YOUR OBJECTIVE: Of the lines in this listing, how many contain the word "中电万维信息技术有限责任公司"? Give the number and nothing else.

*** DATASET ENTRIES

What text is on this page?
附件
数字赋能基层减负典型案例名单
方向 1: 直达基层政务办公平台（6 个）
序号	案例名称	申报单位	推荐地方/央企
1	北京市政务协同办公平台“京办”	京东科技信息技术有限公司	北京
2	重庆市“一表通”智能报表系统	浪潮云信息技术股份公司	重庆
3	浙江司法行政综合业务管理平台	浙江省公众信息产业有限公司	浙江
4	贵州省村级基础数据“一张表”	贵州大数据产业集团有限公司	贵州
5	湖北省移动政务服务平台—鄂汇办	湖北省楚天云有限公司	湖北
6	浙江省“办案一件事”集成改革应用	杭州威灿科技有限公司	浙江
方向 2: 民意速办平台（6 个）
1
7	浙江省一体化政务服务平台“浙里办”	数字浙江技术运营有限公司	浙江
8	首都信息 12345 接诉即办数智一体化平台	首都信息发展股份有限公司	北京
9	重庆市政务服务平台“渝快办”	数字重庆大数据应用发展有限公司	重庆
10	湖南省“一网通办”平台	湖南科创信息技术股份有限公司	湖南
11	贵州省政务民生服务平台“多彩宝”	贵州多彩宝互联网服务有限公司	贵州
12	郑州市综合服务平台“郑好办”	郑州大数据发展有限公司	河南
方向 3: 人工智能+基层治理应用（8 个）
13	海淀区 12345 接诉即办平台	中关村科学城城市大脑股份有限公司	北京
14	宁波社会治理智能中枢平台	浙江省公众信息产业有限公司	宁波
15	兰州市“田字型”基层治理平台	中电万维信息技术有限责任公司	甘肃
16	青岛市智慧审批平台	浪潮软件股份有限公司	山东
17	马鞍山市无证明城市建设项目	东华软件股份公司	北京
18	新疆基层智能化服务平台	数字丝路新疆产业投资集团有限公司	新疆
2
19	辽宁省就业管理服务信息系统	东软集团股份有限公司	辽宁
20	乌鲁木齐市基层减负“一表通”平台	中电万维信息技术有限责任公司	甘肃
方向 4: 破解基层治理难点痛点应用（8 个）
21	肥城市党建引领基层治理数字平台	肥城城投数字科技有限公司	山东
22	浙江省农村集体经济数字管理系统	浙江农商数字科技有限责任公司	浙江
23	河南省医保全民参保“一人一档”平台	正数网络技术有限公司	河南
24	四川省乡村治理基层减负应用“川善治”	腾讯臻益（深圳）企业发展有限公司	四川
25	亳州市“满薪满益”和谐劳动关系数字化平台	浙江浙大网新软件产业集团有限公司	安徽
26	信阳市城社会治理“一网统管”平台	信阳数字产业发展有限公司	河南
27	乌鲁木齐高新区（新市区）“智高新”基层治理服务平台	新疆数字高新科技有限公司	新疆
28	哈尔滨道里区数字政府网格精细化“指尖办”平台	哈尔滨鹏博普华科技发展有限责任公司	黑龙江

******

OUTPUT BELOW: 2